What the task asks:
Locate every line below that contains the word "Returns" and copy it.

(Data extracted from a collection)
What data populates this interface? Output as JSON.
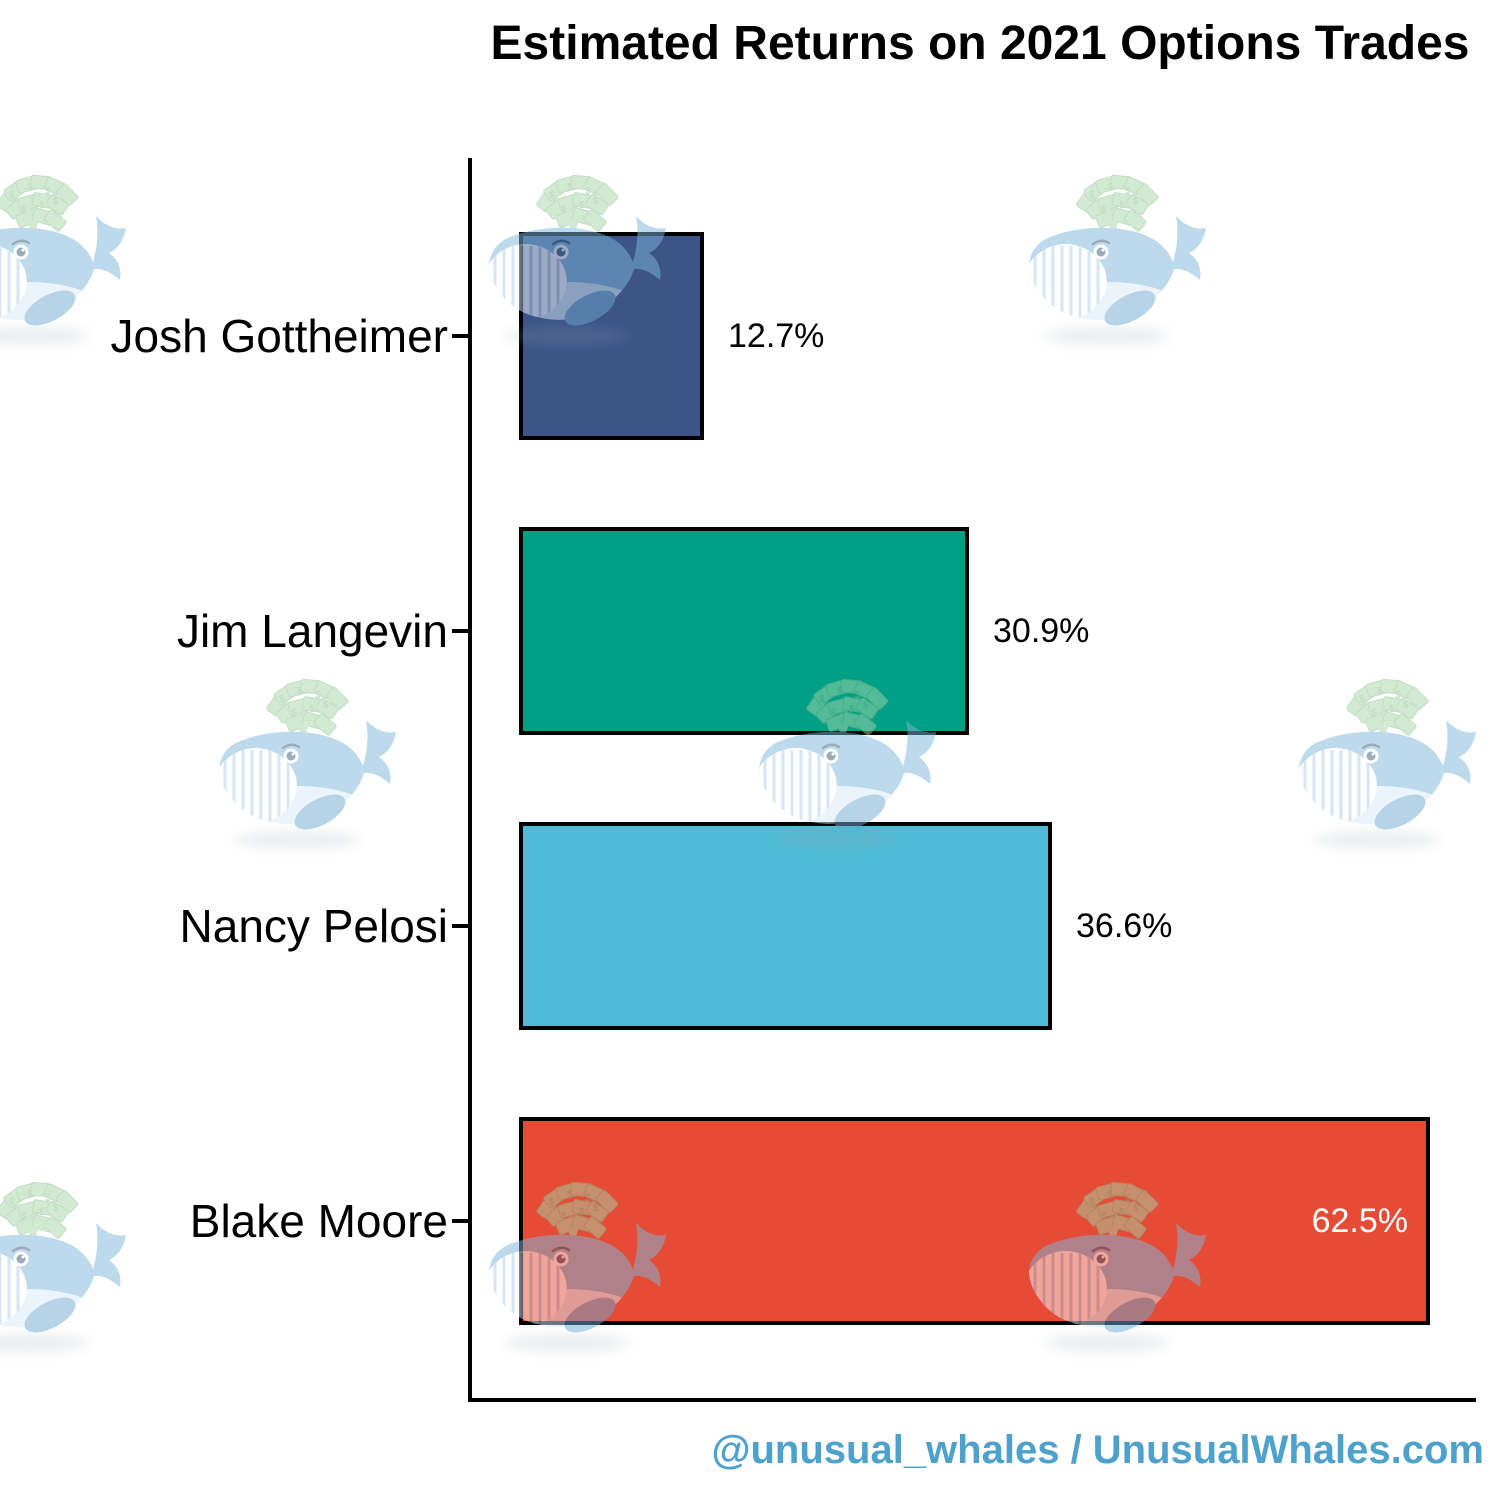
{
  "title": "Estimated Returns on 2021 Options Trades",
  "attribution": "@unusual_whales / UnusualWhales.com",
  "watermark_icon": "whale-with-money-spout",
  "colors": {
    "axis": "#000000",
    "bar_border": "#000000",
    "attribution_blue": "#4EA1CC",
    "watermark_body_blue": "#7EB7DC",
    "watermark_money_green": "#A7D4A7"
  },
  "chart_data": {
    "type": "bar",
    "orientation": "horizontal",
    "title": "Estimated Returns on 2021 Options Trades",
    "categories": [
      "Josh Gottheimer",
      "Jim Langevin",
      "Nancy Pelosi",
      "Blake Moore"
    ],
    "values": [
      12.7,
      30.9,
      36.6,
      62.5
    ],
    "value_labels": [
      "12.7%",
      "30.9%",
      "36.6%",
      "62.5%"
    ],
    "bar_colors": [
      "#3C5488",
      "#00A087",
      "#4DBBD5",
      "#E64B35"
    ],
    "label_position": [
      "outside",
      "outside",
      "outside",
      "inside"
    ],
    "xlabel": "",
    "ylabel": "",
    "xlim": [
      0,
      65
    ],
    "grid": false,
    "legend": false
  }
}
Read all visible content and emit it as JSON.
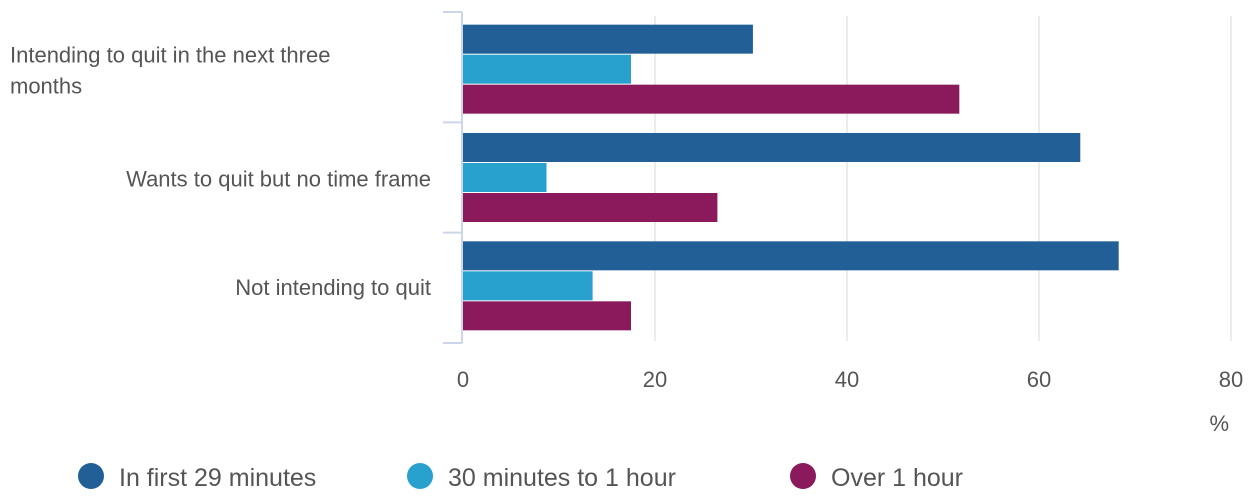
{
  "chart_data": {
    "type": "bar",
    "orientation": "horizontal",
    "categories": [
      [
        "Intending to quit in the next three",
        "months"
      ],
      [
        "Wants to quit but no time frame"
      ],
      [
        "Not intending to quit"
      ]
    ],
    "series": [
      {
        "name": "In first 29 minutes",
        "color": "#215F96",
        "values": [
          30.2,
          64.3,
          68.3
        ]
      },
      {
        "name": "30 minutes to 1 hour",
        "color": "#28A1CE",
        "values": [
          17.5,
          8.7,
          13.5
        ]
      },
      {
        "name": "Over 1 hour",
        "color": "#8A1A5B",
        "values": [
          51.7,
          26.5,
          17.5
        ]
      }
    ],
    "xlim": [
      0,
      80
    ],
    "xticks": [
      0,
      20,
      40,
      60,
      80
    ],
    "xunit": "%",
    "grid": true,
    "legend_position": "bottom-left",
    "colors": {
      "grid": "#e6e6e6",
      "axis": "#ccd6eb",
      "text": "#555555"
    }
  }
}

Solution for this exercise:
  "title": "Estimated Returns on 2021 Options Trades",
    "title": "Estimated Returns on 2021 Options Trades",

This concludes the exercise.